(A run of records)
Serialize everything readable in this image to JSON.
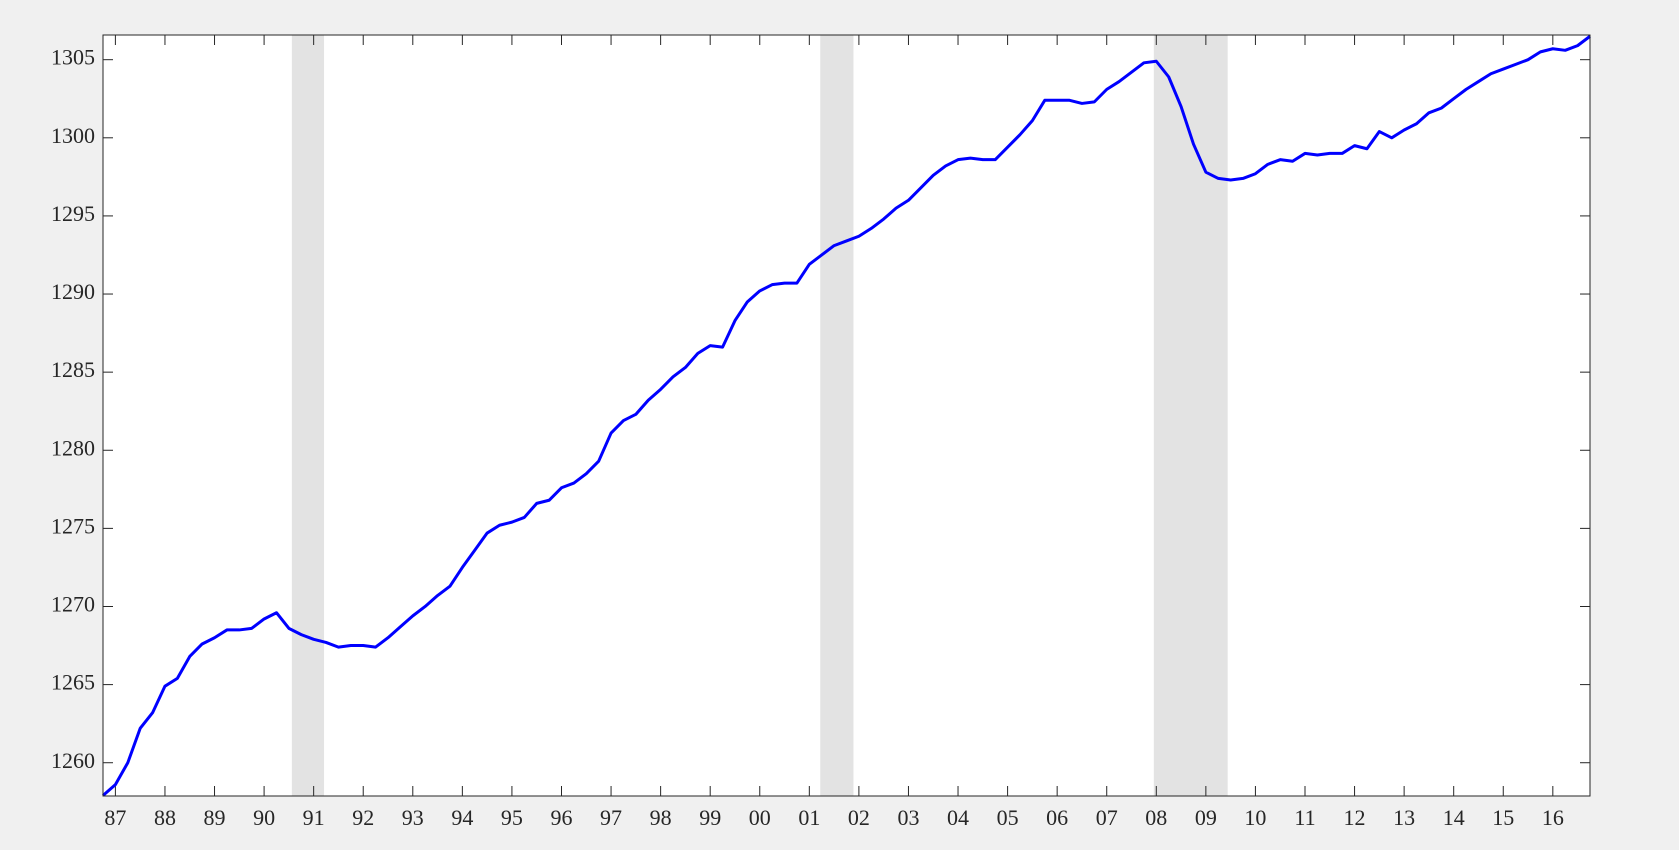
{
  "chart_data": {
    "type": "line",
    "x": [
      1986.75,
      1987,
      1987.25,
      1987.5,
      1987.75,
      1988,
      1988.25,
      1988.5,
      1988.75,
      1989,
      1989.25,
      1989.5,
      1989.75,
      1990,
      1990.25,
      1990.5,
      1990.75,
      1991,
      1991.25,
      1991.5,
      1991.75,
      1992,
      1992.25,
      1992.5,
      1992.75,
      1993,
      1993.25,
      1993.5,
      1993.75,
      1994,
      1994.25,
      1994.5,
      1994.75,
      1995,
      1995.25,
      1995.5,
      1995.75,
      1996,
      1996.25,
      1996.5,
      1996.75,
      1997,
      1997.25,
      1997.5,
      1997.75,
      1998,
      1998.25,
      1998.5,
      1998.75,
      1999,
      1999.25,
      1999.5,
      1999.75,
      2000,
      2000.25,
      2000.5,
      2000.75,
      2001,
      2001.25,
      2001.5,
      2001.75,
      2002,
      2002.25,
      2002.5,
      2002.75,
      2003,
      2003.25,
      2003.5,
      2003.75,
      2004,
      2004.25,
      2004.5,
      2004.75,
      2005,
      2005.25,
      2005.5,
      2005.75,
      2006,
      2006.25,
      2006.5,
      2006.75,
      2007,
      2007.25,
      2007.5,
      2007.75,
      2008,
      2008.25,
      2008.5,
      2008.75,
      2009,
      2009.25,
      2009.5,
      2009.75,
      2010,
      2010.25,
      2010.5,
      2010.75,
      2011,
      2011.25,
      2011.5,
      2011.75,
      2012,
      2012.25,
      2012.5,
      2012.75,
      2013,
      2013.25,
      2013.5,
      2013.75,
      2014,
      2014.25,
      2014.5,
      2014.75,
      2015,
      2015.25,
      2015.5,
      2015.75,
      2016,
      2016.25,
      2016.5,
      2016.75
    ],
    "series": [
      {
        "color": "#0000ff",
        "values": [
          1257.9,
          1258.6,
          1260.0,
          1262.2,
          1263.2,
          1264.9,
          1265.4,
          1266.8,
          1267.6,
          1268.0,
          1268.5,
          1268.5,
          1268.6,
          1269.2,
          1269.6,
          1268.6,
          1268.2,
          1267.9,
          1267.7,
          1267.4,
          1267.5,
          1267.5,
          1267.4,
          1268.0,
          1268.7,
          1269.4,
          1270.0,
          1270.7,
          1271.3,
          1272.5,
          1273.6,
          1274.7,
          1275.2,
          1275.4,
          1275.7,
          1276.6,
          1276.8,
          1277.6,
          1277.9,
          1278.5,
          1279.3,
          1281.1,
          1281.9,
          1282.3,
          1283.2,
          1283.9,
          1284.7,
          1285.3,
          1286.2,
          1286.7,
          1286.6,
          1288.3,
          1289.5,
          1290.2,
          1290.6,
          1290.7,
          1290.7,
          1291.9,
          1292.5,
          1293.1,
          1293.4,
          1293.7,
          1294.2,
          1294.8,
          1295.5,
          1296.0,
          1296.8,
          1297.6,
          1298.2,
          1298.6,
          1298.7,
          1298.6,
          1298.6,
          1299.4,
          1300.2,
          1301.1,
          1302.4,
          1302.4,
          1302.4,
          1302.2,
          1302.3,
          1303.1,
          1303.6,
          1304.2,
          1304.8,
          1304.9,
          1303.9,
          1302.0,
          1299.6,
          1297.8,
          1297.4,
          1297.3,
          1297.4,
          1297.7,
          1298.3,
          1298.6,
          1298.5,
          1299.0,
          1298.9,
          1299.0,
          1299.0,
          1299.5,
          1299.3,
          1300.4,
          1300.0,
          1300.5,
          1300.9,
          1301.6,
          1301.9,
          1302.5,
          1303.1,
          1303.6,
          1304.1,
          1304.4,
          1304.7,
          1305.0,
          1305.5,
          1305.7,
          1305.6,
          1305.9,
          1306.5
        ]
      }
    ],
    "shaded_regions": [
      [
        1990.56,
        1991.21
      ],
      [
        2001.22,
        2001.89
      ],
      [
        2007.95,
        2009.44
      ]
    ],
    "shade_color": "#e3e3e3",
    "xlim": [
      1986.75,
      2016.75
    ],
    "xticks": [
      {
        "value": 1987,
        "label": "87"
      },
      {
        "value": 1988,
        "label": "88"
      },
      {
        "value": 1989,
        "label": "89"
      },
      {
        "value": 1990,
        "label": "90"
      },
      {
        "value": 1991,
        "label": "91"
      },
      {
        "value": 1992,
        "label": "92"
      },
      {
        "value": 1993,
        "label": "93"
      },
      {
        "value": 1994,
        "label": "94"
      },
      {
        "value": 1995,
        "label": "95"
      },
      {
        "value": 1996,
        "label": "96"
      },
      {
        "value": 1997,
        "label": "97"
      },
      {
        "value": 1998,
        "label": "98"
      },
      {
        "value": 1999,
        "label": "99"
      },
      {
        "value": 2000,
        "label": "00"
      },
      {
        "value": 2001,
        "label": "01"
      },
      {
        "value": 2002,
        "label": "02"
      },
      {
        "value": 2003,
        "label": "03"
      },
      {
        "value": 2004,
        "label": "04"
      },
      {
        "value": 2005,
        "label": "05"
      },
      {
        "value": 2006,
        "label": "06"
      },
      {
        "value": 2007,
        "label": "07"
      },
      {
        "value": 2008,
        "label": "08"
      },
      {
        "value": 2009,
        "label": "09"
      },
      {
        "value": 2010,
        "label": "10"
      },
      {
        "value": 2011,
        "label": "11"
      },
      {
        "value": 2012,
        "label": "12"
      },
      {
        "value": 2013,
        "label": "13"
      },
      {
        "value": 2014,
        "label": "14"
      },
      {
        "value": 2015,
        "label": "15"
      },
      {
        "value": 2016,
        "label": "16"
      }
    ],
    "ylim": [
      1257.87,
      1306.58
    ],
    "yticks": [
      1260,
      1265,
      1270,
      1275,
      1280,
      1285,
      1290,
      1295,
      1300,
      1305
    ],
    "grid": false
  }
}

* * *

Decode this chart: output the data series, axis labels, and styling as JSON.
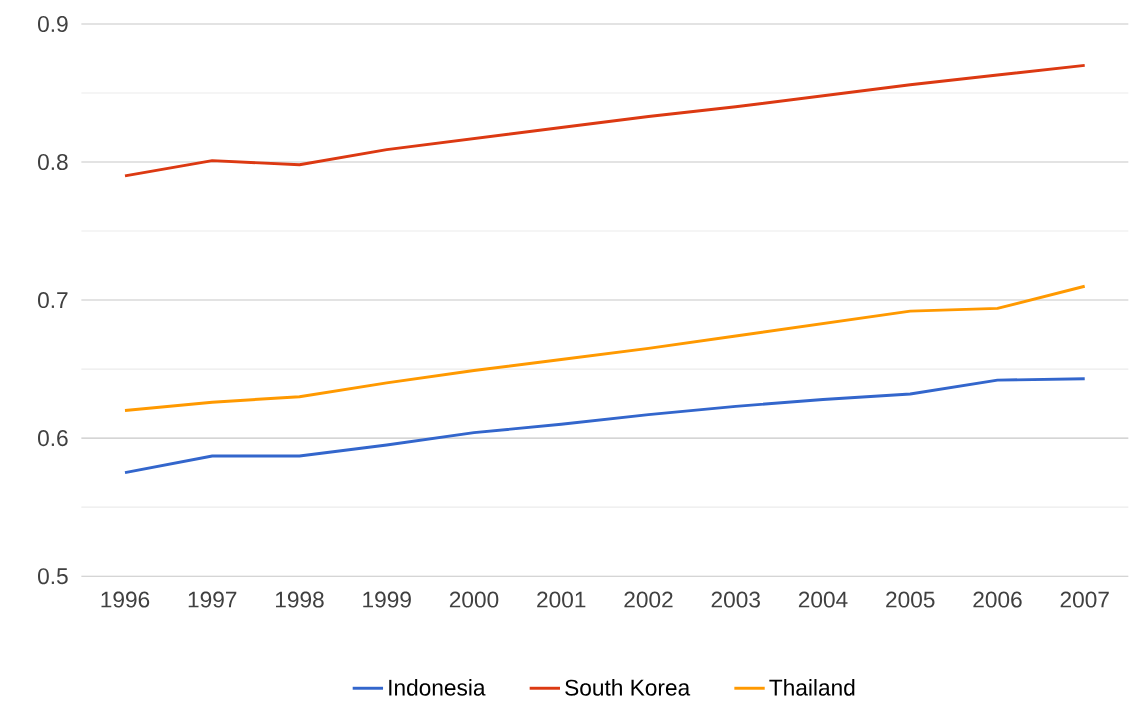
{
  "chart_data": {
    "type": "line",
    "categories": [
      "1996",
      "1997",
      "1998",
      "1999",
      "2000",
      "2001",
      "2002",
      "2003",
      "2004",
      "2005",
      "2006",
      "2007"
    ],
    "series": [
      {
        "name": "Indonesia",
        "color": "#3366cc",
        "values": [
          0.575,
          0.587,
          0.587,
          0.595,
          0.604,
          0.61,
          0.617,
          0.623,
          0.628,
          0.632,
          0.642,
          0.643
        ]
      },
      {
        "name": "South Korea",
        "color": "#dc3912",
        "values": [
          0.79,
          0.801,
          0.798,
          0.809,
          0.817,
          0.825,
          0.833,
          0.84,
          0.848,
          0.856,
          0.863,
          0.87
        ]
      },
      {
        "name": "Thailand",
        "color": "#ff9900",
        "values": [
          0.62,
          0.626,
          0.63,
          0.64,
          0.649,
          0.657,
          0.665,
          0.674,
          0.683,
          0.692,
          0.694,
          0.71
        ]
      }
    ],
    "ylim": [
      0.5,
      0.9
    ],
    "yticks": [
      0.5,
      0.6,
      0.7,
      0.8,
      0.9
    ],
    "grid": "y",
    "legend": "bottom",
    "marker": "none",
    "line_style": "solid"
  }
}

# [Written exercise]
Each line that holds the word "JSON" should be extracted from the records.

# [Complete answer]
Serialize everything readable in this image to JSON.
Decode this chart: output the data series, axis labels, and styling as JSON.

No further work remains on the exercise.